EXERCISE DIRECTIONS
Omit the images, then print each record below exactly as it reads.

+++ DATA RECORDS +++

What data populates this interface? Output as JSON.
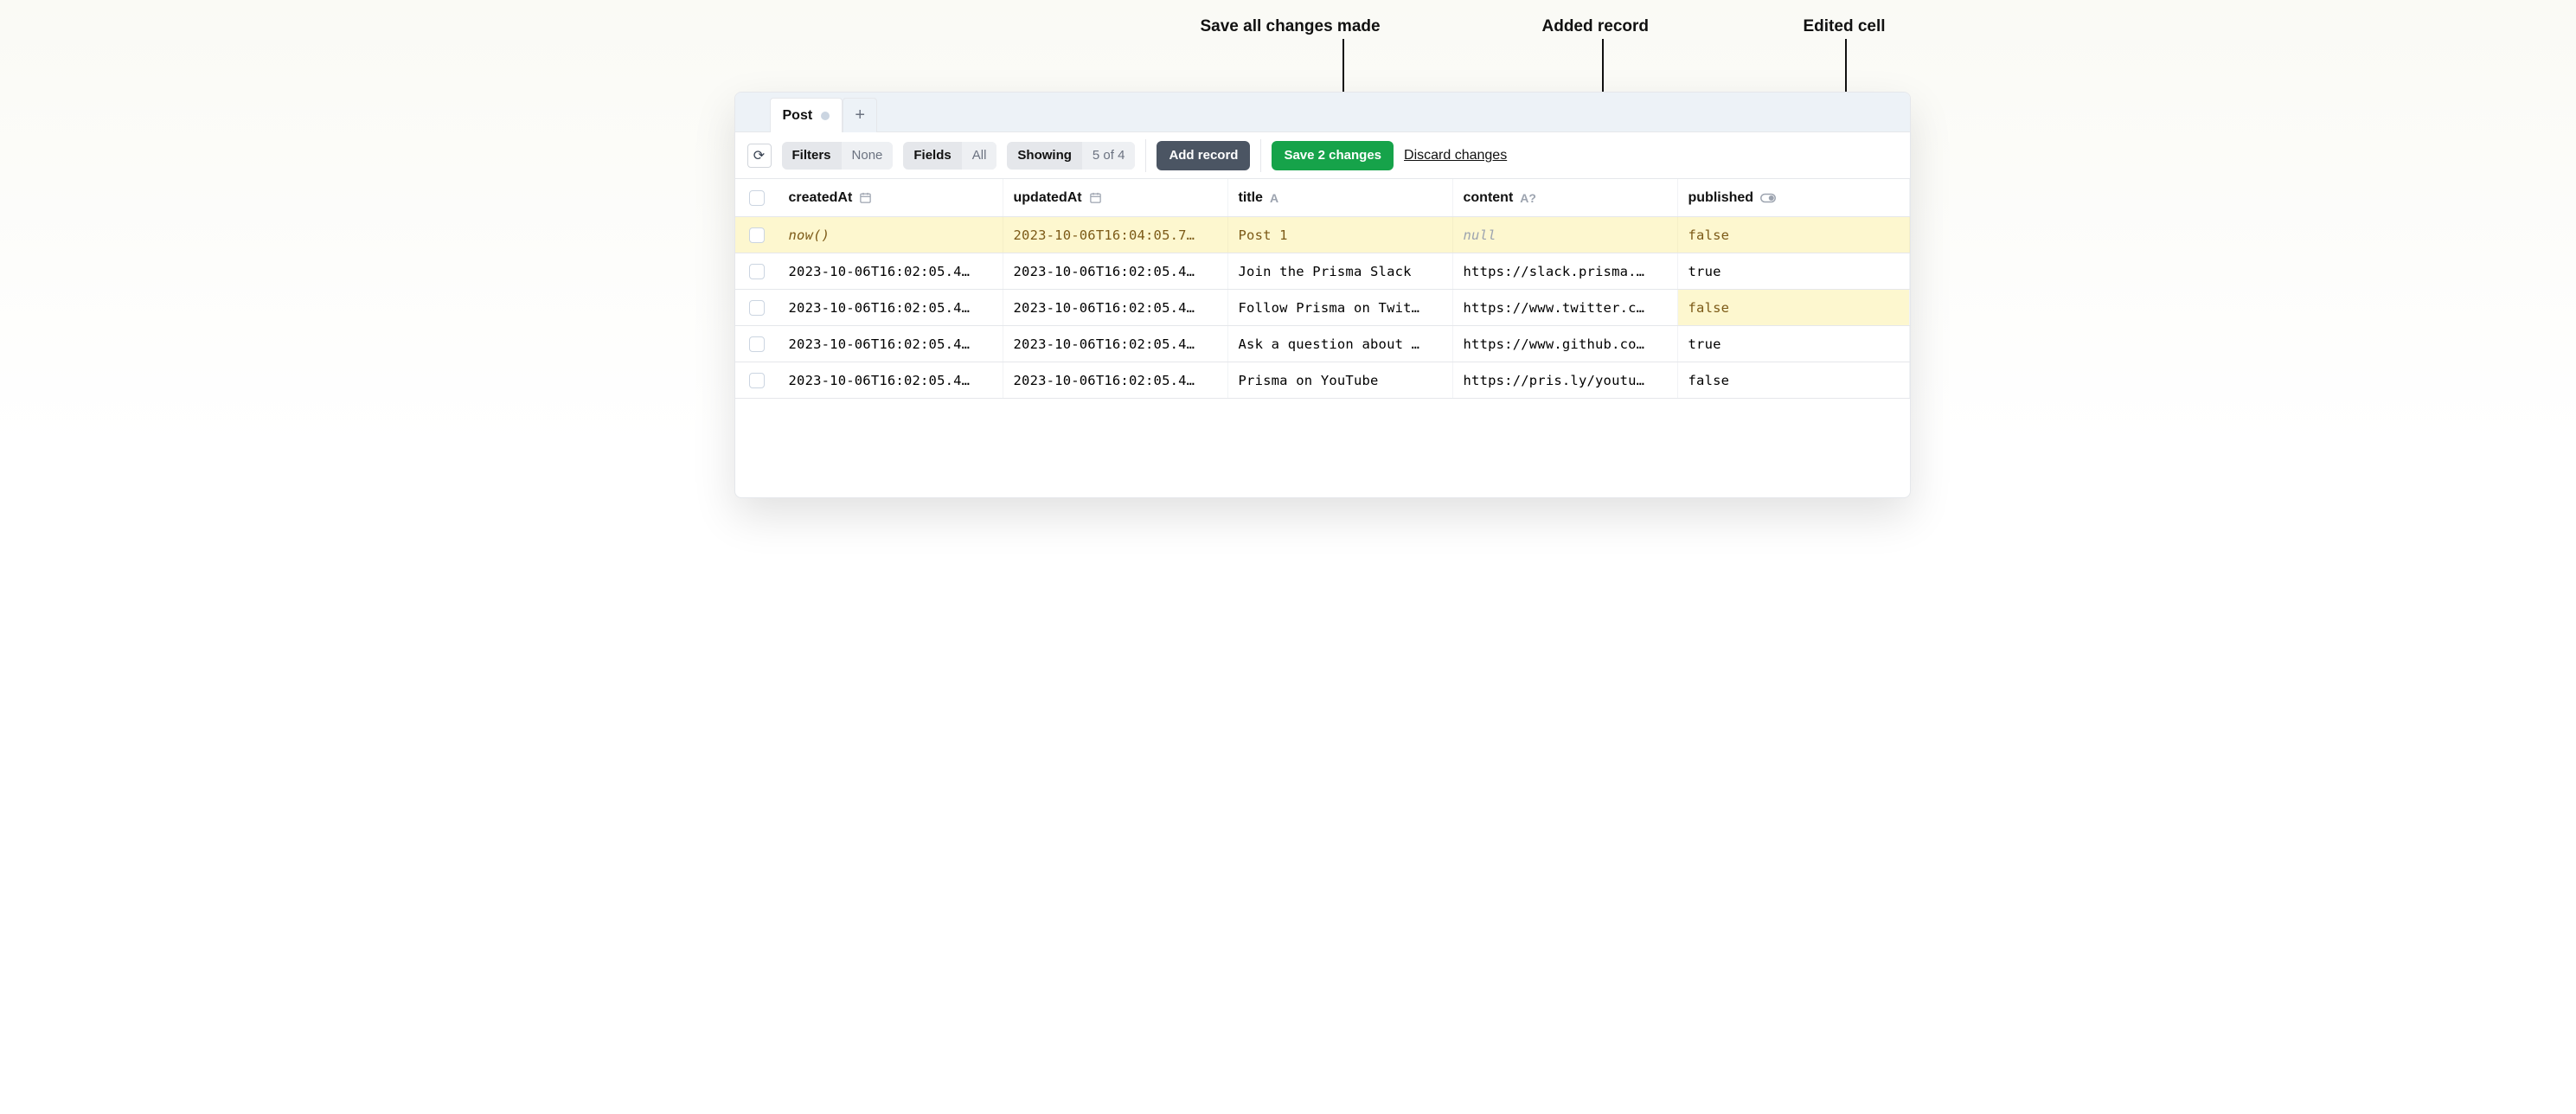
{
  "annotations": {
    "save": "Save all changes made",
    "added": "Added record",
    "edited": "Edited cell"
  },
  "tabs": {
    "active": "Post"
  },
  "toolbar": {
    "filters_label": "Filters",
    "filters_value": "None",
    "fields_label": "Fields",
    "fields_value": "All",
    "showing_label": "Showing",
    "showing_value": "5 of 4",
    "add_record": "Add record",
    "save_changes": "Save 2 changes",
    "discard": "Discard changes"
  },
  "columns": {
    "createdAt": "createdAt",
    "updatedAt": "updatedAt",
    "title": "title",
    "content": "content",
    "published": "published",
    "title_type": "A",
    "content_type": "A?"
  },
  "rows": [
    {
      "added": true,
      "createdAt": "now()",
      "createdAt_default": true,
      "updatedAt": "2023-10-06T16:04:05.7…",
      "title": "Post 1",
      "content": "null",
      "content_null": true,
      "published": "false",
      "published_edited": false
    },
    {
      "added": false,
      "createdAt": "2023-10-06T16:02:05.4…",
      "updatedAt": "2023-10-06T16:02:05.4…",
      "title": "Join the Prisma Slack",
      "content": "https://slack.prisma.…",
      "published": "true",
      "published_edited": false
    },
    {
      "added": false,
      "createdAt": "2023-10-06T16:02:05.4…",
      "updatedAt": "2023-10-06T16:02:05.4…",
      "title": "Follow Prisma on Twit…",
      "content": "https://www.twitter.c…",
      "published": "false",
      "published_edited": true
    },
    {
      "added": false,
      "createdAt": "2023-10-06T16:02:05.4…",
      "updatedAt": "2023-10-06T16:02:05.4…",
      "title": "Ask a question about …",
      "content": "https://www.github.co…",
      "published": "true",
      "published_edited": false
    },
    {
      "added": false,
      "createdAt": "2023-10-06T16:02:05.4…",
      "updatedAt": "2023-10-06T16:02:05.4…",
      "title": "Prisma on YouTube",
      "content": "https://pris.ly/youtu…",
      "published": "false",
      "published_edited": false
    }
  ]
}
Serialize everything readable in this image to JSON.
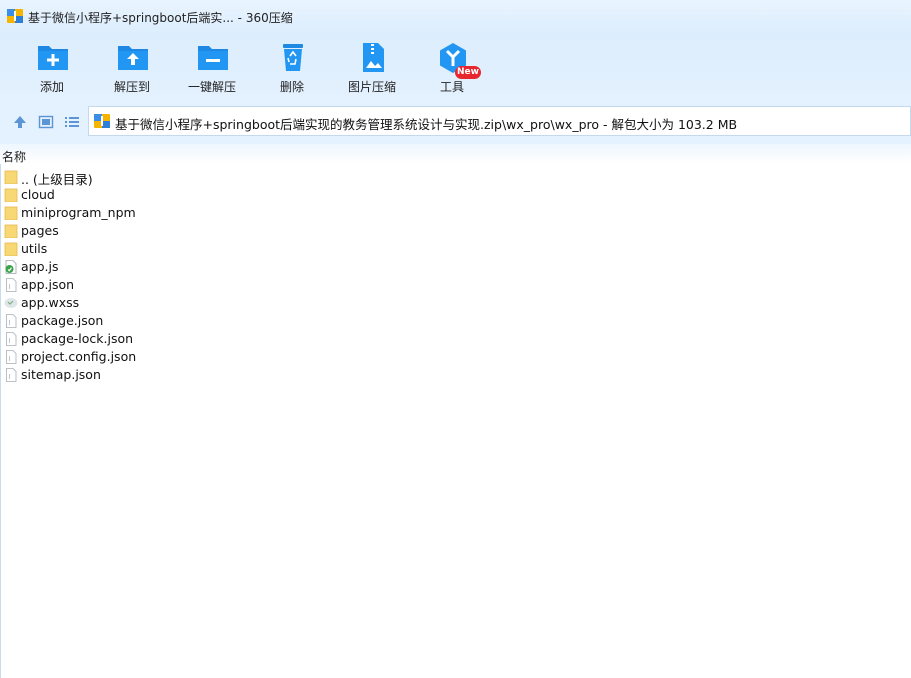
{
  "window": {
    "title": "基于微信小程序+springboot后端实... - 360压缩"
  },
  "toolbar": {
    "add": "添加",
    "extract_to": "解压到",
    "one_click_extract": "一键解压",
    "delete": "删除",
    "image_compress": "图片压缩",
    "tools": "工具",
    "new_badge": "New"
  },
  "address": {
    "path": "基于微信小程序+springboot后端实现的教务管理系统设计与实现.zip\\wx_pro\\wx_pro - 解包大小为 103.2 MB"
  },
  "columns": {
    "name": "名称"
  },
  "files": [
    {
      "name": ".. (上级目录)",
      "icon": "folder-icon"
    },
    {
      "name": "cloud",
      "icon": "folder-icon"
    },
    {
      "name": "miniprogram_npm",
      "icon": "folder-icon"
    },
    {
      "name": "pages",
      "icon": "folder-icon"
    },
    {
      "name": "utils",
      "icon": "folder-icon"
    },
    {
      "name": "app.js",
      "icon": "js-file-icon"
    },
    {
      "name": "app.json",
      "icon": "json-file-icon"
    },
    {
      "name": "app.wxss",
      "icon": "wxss-file-icon"
    },
    {
      "name": "package.json",
      "icon": "json-file-icon"
    },
    {
      "name": "package-lock.json",
      "icon": "json-file-icon"
    },
    {
      "name": "project.config.json",
      "icon": "json-file-icon"
    },
    {
      "name": "sitemap.json",
      "icon": "json-file-icon"
    }
  ]
}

+++

THE RESPONSE
What data populates this interface? Output as JSON.
{
  "annotations": {
    "save": "Save all changes made",
    "added": "Added record",
    "edited": "Edited cell"
  },
  "tabs": {
    "active": "Post"
  },
  "toolbar": {
    "filters_label": "Filters",
    "filters_value": "None",
    "fields_label": "Fields",
    "fields_value": "All",
    "showing_label": "Showing",
    "showing_value": "5 of 4",
    "add_record": "Add record",
    "save_changes": "Save 2 changes",
    "discard": "Discard changes"
  },
  "columns": {
    "createdAt": "createdAt",
    "updatedAt": "updatedAt",
    "title": "title",
    "content": "content",
    "published": "published",
    "title_type": "A",
    "content_type": "A?"
  },
  "rows": [
    {
      "added": true,
      "createdAt": "now()",
      "createdAt_default": true,
      "updatedAt": "2023-10-06T16:04:05.7…",
      "title": "Post 1",
      "content": "null",
      "content_null": true,
      "published": "false",
      "published_edited": false
    },
    {
      "added": false,
      "createdAt": "2023-10-06T16:02:05.4…",
      "updatedAt": "2023-10-06T16:02:05.4…",
      "title": "Join the Prisma Slack",
      "content": "https://slack.prisma.…",
      "published": "true",
      "published_edited": false
    },
    {
      "added": false,
      "createdAt": "2023-10-06T16:02:05.4…",
      "updatedAt": "2023-10-06T16:02:05.4…",
      "title": "Follow Prisma on Twit…",
      "content": "https://www.twitter.c…",
      "published": "false",
      "published_edited": true
    },
    {
      "added": false,
      "createdAt": "2023-10-06T16:02:05.4…",
      "updatedAt": "2023-10-06T16:02:05.4…",
      "title": "Ask a question about …",
      "content": "https://www.github.co…",
      "published": "true",
      "published_edited": false
    },
    {
      "added": false,
      "createdAt": "2023-10-06T16:02:05.4…",
      "updatedAt": "2023-10-06T16:02:05.4…",
      "title": "Prisma on YouTube",
      "content": "https://pris.ly/youtu…",
      "published": "false",
      "published_edited": false
    }
  ]
}
Serialize everything readable in this image to JSON.
{
  "window": {
    "title": "基于微信小程序+springboot后端实... - 360压缩"
  },
  "toolbar": {
    "add": "添加",
    "extract_to": "解压到",
    "one_click_extract": "一键解压",
    "delete": "删除",
    "image_compress": "图片压缩",
    "tools": "工具",
    "new_badge": "New"
  },
  "address": {
    "path": "基于微信小程序+springboot后端实现的教务管理系统设计与实现.zip\\wx_pro\\wx_pro - 解包大小为 103.2 MB"
  },
  "columns": {
    "name": "名称"
  },
  "files": [
    {
      "name": ".. (上级目录)",
      "icon": "folder-icon"
    },
    {
      "name": "cloud",
      "icon": "folder-icon"
    },
    {
      "name": "miniprogram_npm",
      "icon": "folder-icon"
    },
    {
      "name": "pages",
      "icon": "folder-icon"
    },
    {
      "name": "utils",
      "icon": "folder-icon"
    },
    {
      "name": "app.js",
      "icon": "js-file-icon"
    },
    {
      "name": "app.json",
      "icon": "json-file-icon"
    },
    {
      "name": "app.wxss",
      "icon": "wxss-file-icon"
    },
    {
      "name": "package.json",
      "icon": "json-file-icon"
    },
    {
      "name": "package-lock.json",
      "icon": "json-file-icon"
    },
    {
      "name": "project.config.json",
      "icon": "json-file-icon"
    },
    {
      "name": "sitemap.json",
      "icon": "json-file-icon"
    }
  ]
}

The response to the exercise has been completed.